§ **YOUR GOAL**
Transcribe all the entries word for word, but omit the images.

* Begin MATERIAL FOR THIS TASK *

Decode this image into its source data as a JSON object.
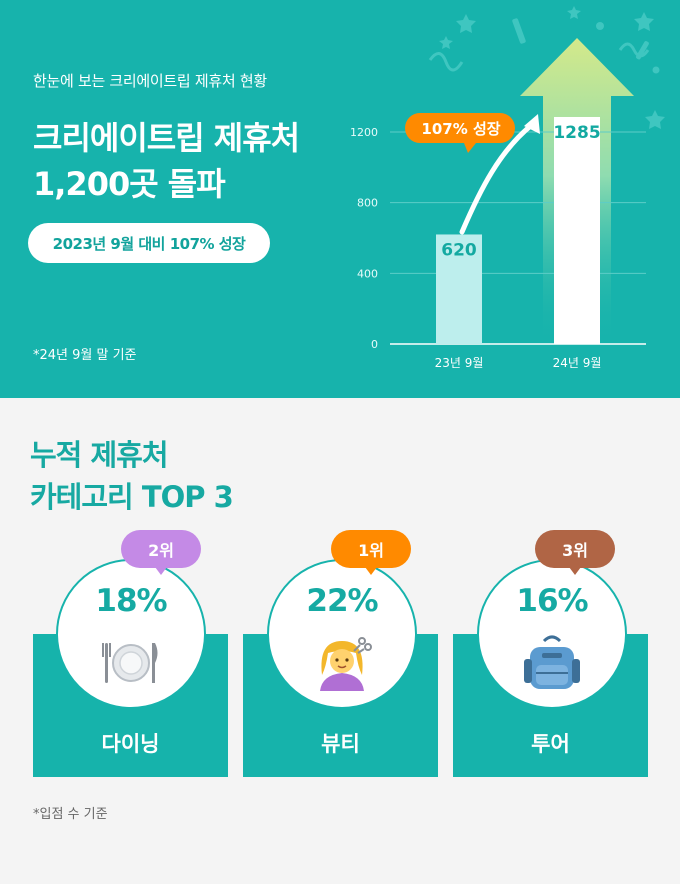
{
  "header": {
    "subtitle": "한눈에 보는 크리에이트립 제휴처 현황",
    "headline_line1": "크리에이트립 제휴처",
    "headline_line2": "1,200곳 돌파",
    "pill_text": "2023년 9월 대비 107% 성장",
    "footnote": "*24년 9월 말 기준"
  },
  "chart_data": {
    "type": "bar",
    "categories": [
      "23년 9월",
      "24년 9월"
    ],
    "values": [
      620,
      1285
    ],
    "value_labels": [
      "620",
      "1285"
    ],
    "ylim": [
      0,
      1200
    ],
    "yticks": [
      0,
      400,
      800,
      1200
    ],
    "ytick_labels": [
      "0",
      "400",
      "800",
      "1200"
    ],
    "grid": true,
    "annotation": "107% 성장",
    "colors": {
      "bar1": "#bdeeed",
      "bar2": "#ffffff",
      "annotation_bg": "#ff8a00",
      "arrow_tip": "#cfe67a"
    }
  },
  "categories_section": {
    "title_line1": "누적 제휴처",
    "title_line2": "카테고리 TOP 3",
    "items": [
      {
        "rank": "2위",
        "percent": "18%",
        "percent_value": 18,
        "label": "다이닝",
        "icon": "plate-cutlery-icon",
        "badge_color": "#c48ae6"
      },
      {
        "rank": "1위",
        "percent": "22%",
        "percent_value": 22,
        "label": "뷰티",
        "icon": "haircut-woman-icon",
        "badge_color": "#ff8a00"
      },
      {
        "rank": "3위",
        "percent": "16%",
        "percent_value": 16,
        "label": "투어",
        "icon": "backpack-icon",
        "badge_color": "#b06545"
      }
    ],
    "footnote": "*입점 수 기준"
  }
}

* End MATERIAL FOR THIS TASK *

§ **REPLY**
Decode this image into its source data as a JSON object.
{
  "header": {
    "subtitle": "한눈에 보는 크리에이트립 제휴처 현황",
    "headline_line1": "크리에이트립 제휴처",
    "headline_line2": "1,200곳 돌파",
    "pill_text": "2023년 9월 대비 107% 성장",
    "footnote": "*24년 9월 말 기준"
  },
  "chart_data": {
    "type": "bar",
    "categories": [
      "23년 9월",
      "24년 9월"
    ],
    "values": [
      620,
      1285
    ],
    "value_labels": [
      "620",
      "1285"
    ],
    "ylim": [
      0,
      1200
    ],
    "yticks": [
      0,
      400,
      800,
      1200
    ],
    "ytick_labels": [
      "0",
      "400",
      "800",
      "1200"
    ],
    "grid": true,
    "annotation": "107% 성장",
    "colors": {
      "bar1": "#bdeeed",
      "bar2": "#ffffff",
      "annotation_bg": "#ff8a00",
      "arrow_tip": "#cfe67a"
    }
  },
  "categories_section": {
    "title_line1": "누적 제휴처",
    "title_line2": "카테고리 TOP 3",
    "items": [
      {
        "rank": "2위",
        "percent": "18%",
        "percent_value": 18,
        "label": "다이닝",
        "icon": "plate-cutlery-icon",
        "badge_color": "#c48ae6"
      },
      {
        "rank": "1위",
        "percent": "22%",
        "percent_value": 22,
        "label": "뷰티",
        "icon": "haircut-woman-icon",
        "badge_color": "#ff8a00"
      },
      {
        "rank": "3위",
        "percent": "16%",
        "percent_value": 16,
        "label": "투어",
        "icon": "backpack-icon",
        "badge_color": "#b06545"
      }
    ],
    "footnote": "*입점 수 기준"
  }
}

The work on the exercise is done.